● **Data for processing**

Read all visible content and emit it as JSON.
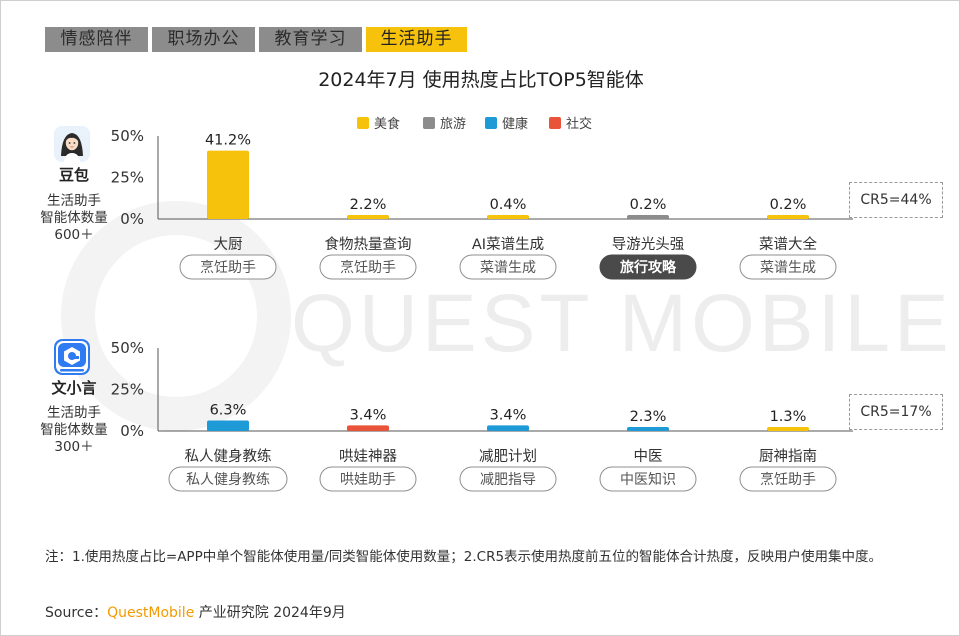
{
  "tabs": [
    {
      "label": "情感陪伴",
      "active": false
    },
    {
      "label": "职场办公",
      "active": false
    },
    {
      "label": "教育学习",
      "active": false
    },
    {
      "label": "生活助手",
      "active": true
    }
  ],
  "title": "2024年7月 使用热度占比TOP5智能体",
  "legend": [
    {
      "label": "美食",
      "color": "#f6c20b"
    },
    {
      "label": "旅游",
      "color": "#8c8c8c"
    },
    {
      "label": "健康",
      "color": "#1e9ad6"
    },
    {
      "label": "社交",
      "color": "#e8533a"
    }
  ],
  "watermark": "QUEST MOBILE",
  "apps": [
    {
      "name": "豆包",
      "meta": [
        "生活助手",
        "智能体数量",
        "600＋"
      ],
      "cr5": "CR5=44%"
    },
    {
      "name": "文小言",
      "meta": [
        "生活助手",
        "智能体数量",
        "300＋"
      ],
      "cr5": "CR5=17%"
    }
  ],
  "chart_data": [
    {
      "type": "bar",
      "app": "豆包",
      "categories": [
        "大厨",
        "食物热量查询",
        "AI菜谱生成",
        "导游光头强",
        "菜谱大全"
      ],
      "values": [
        41.2,
        2.2,
        0.4,
        0.2,
        0.2
      ],
      "value_labels": [
        "41.2%",
        "2.2%",
        "0.4%",
        "0.2%",
        "0.2%"
      ],
      "category_type": [
        "美食",
        "美食",
        "美食",
        "旅游",
        "美食"
      ],
      "tags": [
        "烹饪助手",
        "烹饪助手",
        "菜谱生成",
        "旅行攻略",
        "菜谱生成"
      ],
      "highlight_tag_index": 3,
      "yticks": [
        "50%",
        "25%",
        "0%"
      ],
      "ylim": [
        0,
        50
      ]
    },
    {
      "type": "bar",
      "app": "文小言",
      "categories": [
        "私人健身教练",
        "哄娃神器",
        "减肥计划",
        "中医",
        "厨神指南"
      ],
      "values": [
        6.3,
        3.4,
        3.4,
        2.3,
        1.3
      ],
      "value_labels": [
        "6.3%",
        "3.4%",
        "3.4%",
        "2.3%",
        "1.3%"
      ],
      "category_type": [
        "健康",
        "社交",
        "健康",
        "健康",
        "美食"
      ],
      "tags": [
        "私人健身教练",
        "哄娃助手",
        "减肥指导",
        "中医知识",
        "烹饪助手"
      ],
      "highlight_tag_index": -1,
      "yticks": [
        "50%",
        "25%",
        "0%"
      ],
      "ylim": [
        0,
        50
      ]
    }
  ],
  "note": "注：1.使用热度占比=APP中单个智能体使用量/同类智能体使用数量；2.CR5表示使用热度前五位的智能体合计热度，反映用户使用集中度。",
  "source": {
    "prefix": "Source：",
    "brand": "QuestMobile",
    "suffix": " 产业研究院 2024年9月"
  }
}
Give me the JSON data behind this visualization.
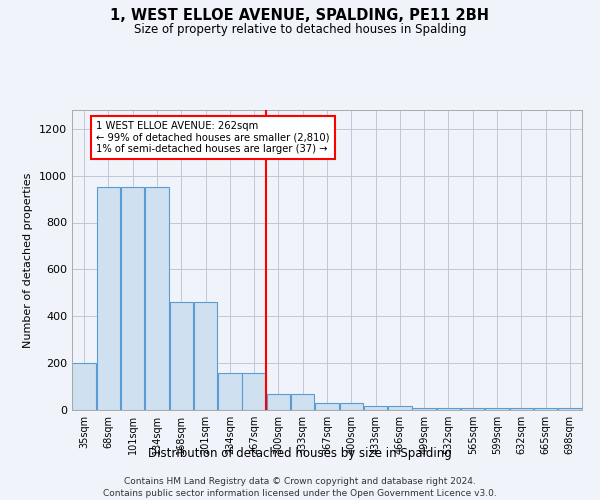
{
  "title": "1, WEST ELLOE AVENUE, SPALDING, PE11 2BH",
  "subtitle": "Size of property relative to detached houses in Spalding",
  "xlabel": "Distribution of detached houses by size in Spalding",
  "ylabel": "Number of detached properties",
  "footer_line1": "Contains HM Land Registry data © Crown copyright and database right 2024.",
  "footer_line2": "Contains public sector information licensed under the Open Government Licence v3.0.",
  "bin_labels": [
    "35sqm",
    "68sqm",
    "101sqm",
    "134sqm",
    "168sqm",
    "201sqm",
    "234sqm",
    "267sqm",
    "300sqm",
    "333sqm",
    "367sqm",
    "400sqm",
    "433sqm",
    "466sqm",
    "499sqm",
    "532sqm",
    "565sqm",
    "599sqm",
    "632sqm",
    "665sqm",
    "698sqm"
  ],
  "bar_values": [
    200,
    950,
    950,
    950,
    460,
    460,
    160,
    160,
    70,
    70,
    30,
    30,
    15,
    15,
    10,
    10,
    10,
    10,
    10,
    10,
    10
  ],
  "bar_color": "#cfe0f0",
  "bar_edgecolor": "#5b9bd5",
  "vline_index": 7.5,
  "vline_color": "red",
  "annotation_line1": "1 WEST ELLOE AVENUE: 262sqm",
  "annotation_line2": "← 99% of detached houses are smaller (2,810)",
  "annotation_line3": "1% of semi-detached houses are larger (37) →",
  "ylim": [
    0,
    1280
  ],
  "yticks": [
    0,
    200,
    400,
    600,
    800,
    1000,
    1200
  ],
  "background_color": "#f0f4fa",
  "grid_color": "#c0c8d8",
  "spine_color": "#aaaaaa"
}
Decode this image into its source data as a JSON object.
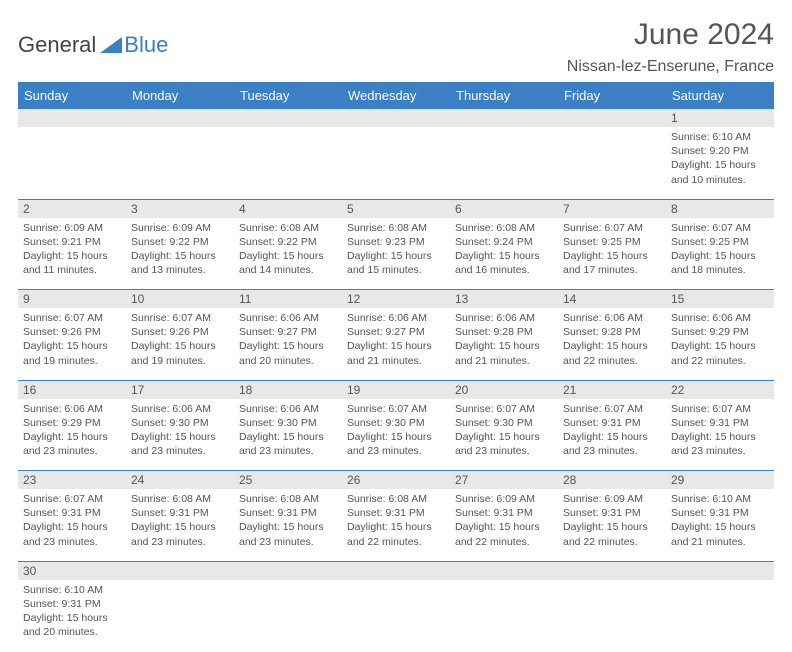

● **Given exercise**
Retype everything in the material word for word, minus pictures.

● **Solution to this problem**
Read all visible content and emit it as JSON.
{
  "tabs": [
    {
      "label": "情感陪伴",
      "active": false
    },
    {
      "label": "职场办公",
      "active": false
    },
    {
      "label": "教育学习",
      "active": false
    },
    {
      "label": "生活助手",
      "active": true
    }
  ],
  "title": "2024年7月 使用热度占比TOP5智能体",
  "legend": [
    {
      "label": "美食",
      "color": "#f6c20b"
    },
    {
      "label": "旅游",
      "color": "#8c8c8c"
    },
    {
      "label": "健康",
      "color": "#1e9ad6"
    },
    {
      "label": "社交",
      "color": "#e8533a"
    }
  ],
  "watermark": "QUEST MOBILE",
  "apps": [
    {
      "name": "豆包",
      "meta": [
        "生活助手",
        "智能体数量",
        "600＋"
      ],
      "cr5": "CR5=44%"
    },
    {
      "name": "文小言",
      "meta": [
        "生活助手",
        "智能体数量",
        "300＋"
      ],
      "cr5": "CR5=17%"
    }
  ],
  "chart_data": [
    {
      "type": "bar",
      "app": "豆包",
      "categories": [
        "大厨",
        "食物热量查询",
        "AI菜谱生成",
        "导游光头强",
        "菜谱大全"
      ],
      "values": [
        41.2,
        2.2,
        0.4,
        0.2,
        0.2
      ],
      "value_labels": [
        "41.2%",
        "2.2%",
        "0.4%",
        "0.2%",
        "0.2%"
      ],
      "category_type": [
        "美食",
        "美食",
        "美食",
        "旅游",
        "美食"
      ],
      "tags": [
        "烹饪助手",
        "烹饪助手",
        "菜谱生成",
        "旅行攻略",
        "菜谱生成"
      ],
      "highlight_tag_index": 3,
      "yticks": [
        "50%",
        "25%",
        "0%"
      ],
      "ylim": [
        0,
        50
      ]
    },
    {
      "type": "bar",
      "app": "文小言",
      "categories": [
        "私人健身教练",
        "哄娃神器",
        "减肥计划",
        "中医",
        "厨神指南"
      ],
      "values": [
        6.3,
        3.4,
        3.4,
        2.3,
        1.3
      ],
      "value_labels": [
        "6.3%",
        "3.4%",
        "3.4%",
        "2.3%",
        "1.3%"
      ],
      "category_type": [
        "健康",
        "社交",
        "健康",
        "健康",
        "美食"
      ],
      "tags": [
        "私人健身教练",
        "哄娃助手",
        "减肥指导",
        "中医知识",
        "烹饪助手"
      ],
      "highlight_tag_index": -1,
      "yticks": [
        "50%",
        "25%",
        "0%"
      ],
      "ylim": [
        0,
        50
      ]
    }
  ],
  "note": "注：1.使用热度占比=APP中单个智能体使用量/同类智能体使用数量；2.CR5表示使用热度前五位的智能体合计热度，反映用户使用集中度。",
  "source": {
    "prefix": "Source：",
    "brand": "QuestMobile",
    "suffix": " 产业研究院 2024年9月"
  }
}
Give me the JSON data behind this visualization.
{
  "title": "1, WEST ELLOE AVENUE, SPALDING, PE11 2BH",
  "subtitle": "Size of property relative to detached houses in Spalding",
  "xlabel": "Distribution of detached houses by size in Spalding",
  "ylabel": "Number of detached properties",
  "footer_line1": "Contains HM Land Registry data © Crown copyright and database right 2024.",
  "footer_line2": "Contains public sector information licensed under the Open Government Licence v3.0.",
  "bin_labels": [
    "35sqm",
    "68sqm",
    "101sqm",
    "134sqm",
    "168sqm",
    "201sqm",
    "234sqm",
    "267sqm",
    "300sqm",
    "333sqm",
    "367sqm",
    "400sqm",
    "433sqm",
    "466sqm",
    "499sqm",
    "532sqm",
    "565sqm",
    "599sqm",
    "632sqm",
    "665sqm",
    "698sqm"
  ],
  "bar_values": [
    200,
    950,
    950,
    950,
    460,
    460,
    160,
    160,
    70,
    70,
    30,
    30,
    15,
    15,
    10,
    10,
    10,
    10,
    10,
    10,
    10
  ],
  "bar_color": "#cfe0f0",
  "bar_edgecolor": "#5b9bd5",
  "vline_index": 7.5,
  "vline_color": "red",
  "annotation_line1": "1 WEST ELLOE AVENUE: 262sqm",
  "annotation_line2": "← 99% of detached houses are smaller (2,810)",
  "annotation_line3": "1% of semi-detached houses are larger (37) →",
  "ylim": [
    0,
    1280
  ],
  "yticks": [
    0,
    200,
    400,
    600,
    800,
    1000,
    1200
  ],
  "background_color": "#f0f4fa",
  "grid_color": "#c0c8d8",
  "spine_color": "#aaaaaa"
}
Decode this image into its source data as a JSON object.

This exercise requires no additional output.